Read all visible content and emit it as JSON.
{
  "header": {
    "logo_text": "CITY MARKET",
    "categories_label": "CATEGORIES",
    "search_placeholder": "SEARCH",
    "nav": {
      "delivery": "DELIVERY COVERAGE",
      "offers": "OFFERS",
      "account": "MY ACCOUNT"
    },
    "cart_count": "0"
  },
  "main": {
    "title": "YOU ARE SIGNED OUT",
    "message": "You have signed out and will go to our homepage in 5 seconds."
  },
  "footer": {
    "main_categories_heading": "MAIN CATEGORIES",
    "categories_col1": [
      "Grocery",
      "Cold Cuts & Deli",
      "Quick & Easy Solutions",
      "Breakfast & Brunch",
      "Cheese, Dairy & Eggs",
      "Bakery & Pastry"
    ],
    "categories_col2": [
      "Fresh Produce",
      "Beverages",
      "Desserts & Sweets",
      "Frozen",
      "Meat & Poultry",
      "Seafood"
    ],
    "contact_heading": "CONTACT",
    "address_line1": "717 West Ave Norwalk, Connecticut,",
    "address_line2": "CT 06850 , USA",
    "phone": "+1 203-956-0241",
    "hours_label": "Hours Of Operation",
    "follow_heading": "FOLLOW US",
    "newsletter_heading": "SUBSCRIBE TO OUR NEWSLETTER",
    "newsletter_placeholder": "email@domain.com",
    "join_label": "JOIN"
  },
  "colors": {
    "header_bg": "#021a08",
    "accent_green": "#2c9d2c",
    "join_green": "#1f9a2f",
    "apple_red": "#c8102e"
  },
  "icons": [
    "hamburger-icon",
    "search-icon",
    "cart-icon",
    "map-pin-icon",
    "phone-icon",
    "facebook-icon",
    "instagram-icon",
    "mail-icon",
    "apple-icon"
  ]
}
==
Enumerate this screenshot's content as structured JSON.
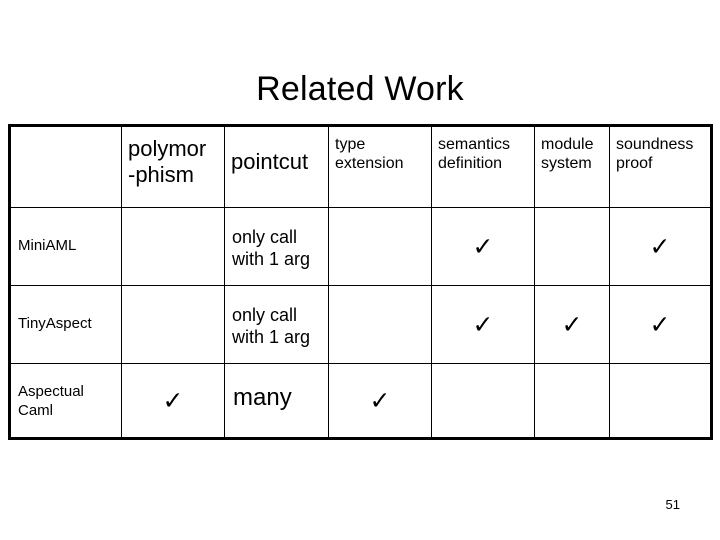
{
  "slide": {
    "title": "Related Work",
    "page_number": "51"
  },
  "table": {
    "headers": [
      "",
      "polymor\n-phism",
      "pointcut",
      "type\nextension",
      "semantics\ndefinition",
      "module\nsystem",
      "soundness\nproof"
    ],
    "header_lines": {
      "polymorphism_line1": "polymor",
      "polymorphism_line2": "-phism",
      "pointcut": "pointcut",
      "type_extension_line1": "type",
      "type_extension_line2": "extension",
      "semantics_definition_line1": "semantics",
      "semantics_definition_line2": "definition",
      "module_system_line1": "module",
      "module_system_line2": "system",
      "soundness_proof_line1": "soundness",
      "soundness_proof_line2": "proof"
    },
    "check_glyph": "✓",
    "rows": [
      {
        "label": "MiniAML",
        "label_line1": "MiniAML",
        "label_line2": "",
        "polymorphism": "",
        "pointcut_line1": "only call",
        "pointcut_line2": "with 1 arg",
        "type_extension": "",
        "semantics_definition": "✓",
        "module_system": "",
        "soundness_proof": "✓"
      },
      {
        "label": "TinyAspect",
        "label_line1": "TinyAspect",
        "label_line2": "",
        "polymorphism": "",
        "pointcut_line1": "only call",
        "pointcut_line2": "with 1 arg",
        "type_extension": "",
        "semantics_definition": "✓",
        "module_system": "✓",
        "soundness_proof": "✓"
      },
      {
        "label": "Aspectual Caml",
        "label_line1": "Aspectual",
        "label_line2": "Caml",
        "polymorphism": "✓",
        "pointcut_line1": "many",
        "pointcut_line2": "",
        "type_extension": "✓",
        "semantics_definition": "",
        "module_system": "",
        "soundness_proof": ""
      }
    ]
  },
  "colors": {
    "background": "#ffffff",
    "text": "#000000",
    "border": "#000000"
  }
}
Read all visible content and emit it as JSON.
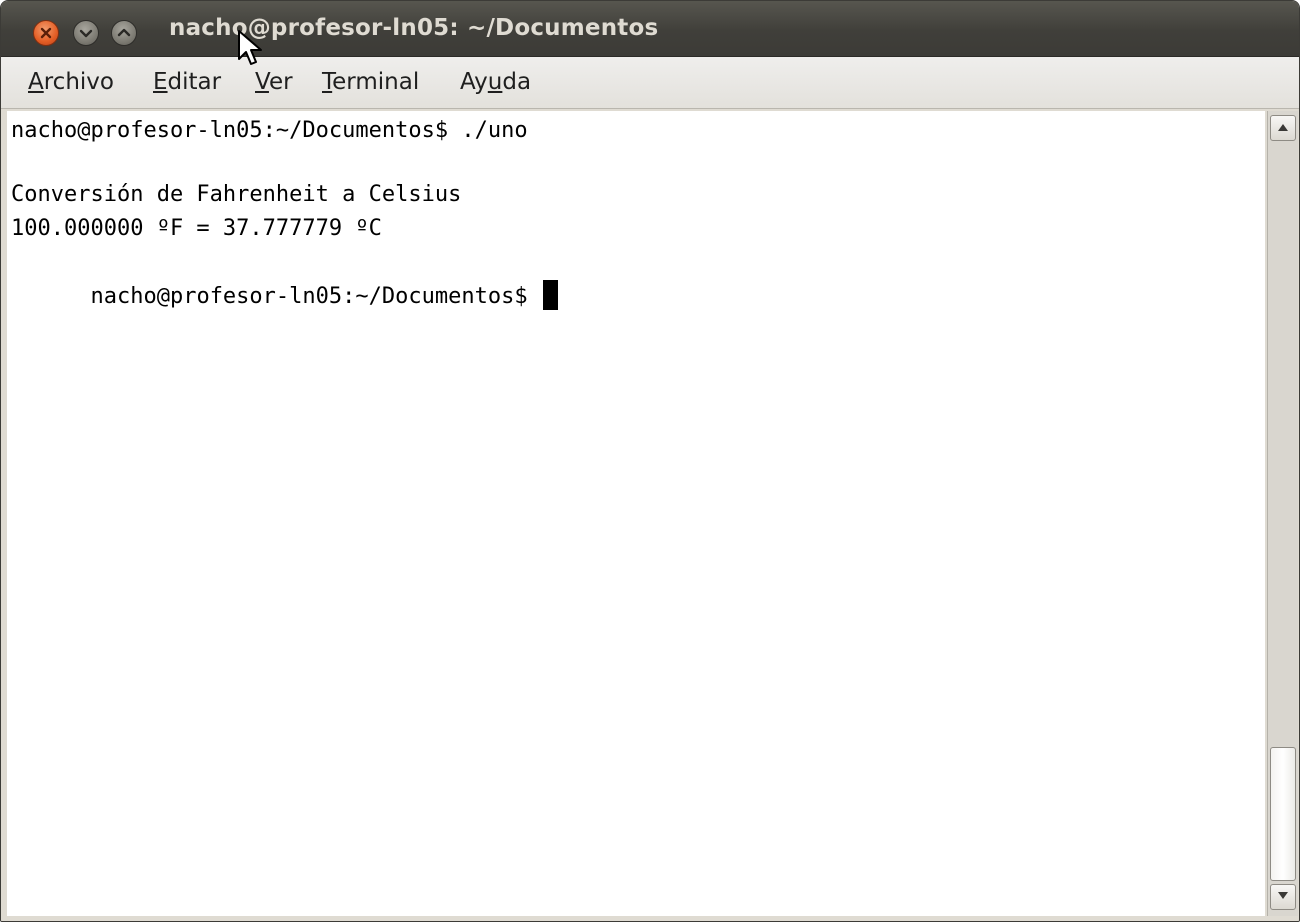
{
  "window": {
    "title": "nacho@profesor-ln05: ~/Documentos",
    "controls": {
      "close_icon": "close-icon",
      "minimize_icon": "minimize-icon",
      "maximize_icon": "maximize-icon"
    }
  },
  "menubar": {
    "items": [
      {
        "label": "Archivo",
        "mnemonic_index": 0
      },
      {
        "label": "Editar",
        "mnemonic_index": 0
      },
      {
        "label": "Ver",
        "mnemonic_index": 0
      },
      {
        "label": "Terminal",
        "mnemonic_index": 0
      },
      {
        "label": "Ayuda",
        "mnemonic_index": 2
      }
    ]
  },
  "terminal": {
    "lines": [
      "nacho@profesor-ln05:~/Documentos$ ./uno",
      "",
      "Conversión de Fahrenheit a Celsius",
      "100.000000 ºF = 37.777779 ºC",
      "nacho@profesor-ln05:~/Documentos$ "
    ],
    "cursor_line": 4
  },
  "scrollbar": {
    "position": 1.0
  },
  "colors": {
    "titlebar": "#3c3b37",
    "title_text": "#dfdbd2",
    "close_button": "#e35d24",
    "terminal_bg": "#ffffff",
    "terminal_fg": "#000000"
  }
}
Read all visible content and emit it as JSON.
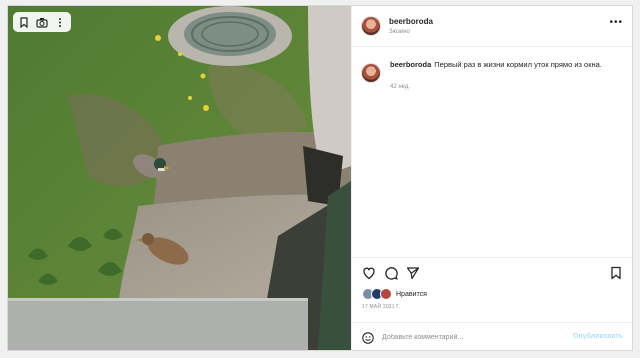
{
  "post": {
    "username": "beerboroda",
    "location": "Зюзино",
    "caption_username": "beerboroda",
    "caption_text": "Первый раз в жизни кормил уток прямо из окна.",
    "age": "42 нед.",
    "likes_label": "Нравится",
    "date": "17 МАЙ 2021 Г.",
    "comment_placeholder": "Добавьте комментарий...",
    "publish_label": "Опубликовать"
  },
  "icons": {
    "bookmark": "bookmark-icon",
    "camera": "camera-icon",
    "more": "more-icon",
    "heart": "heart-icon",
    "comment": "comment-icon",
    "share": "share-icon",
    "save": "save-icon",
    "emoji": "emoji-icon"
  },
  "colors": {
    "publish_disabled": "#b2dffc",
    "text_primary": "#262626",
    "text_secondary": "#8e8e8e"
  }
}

→ **EXERCISE**: In the records above, locate each line with the word "TinyAspect". Copy all such lines.

→ **TASK SOLUTION**:
        "label": "TinyAspect",
        "label_line1": "TinyAspect",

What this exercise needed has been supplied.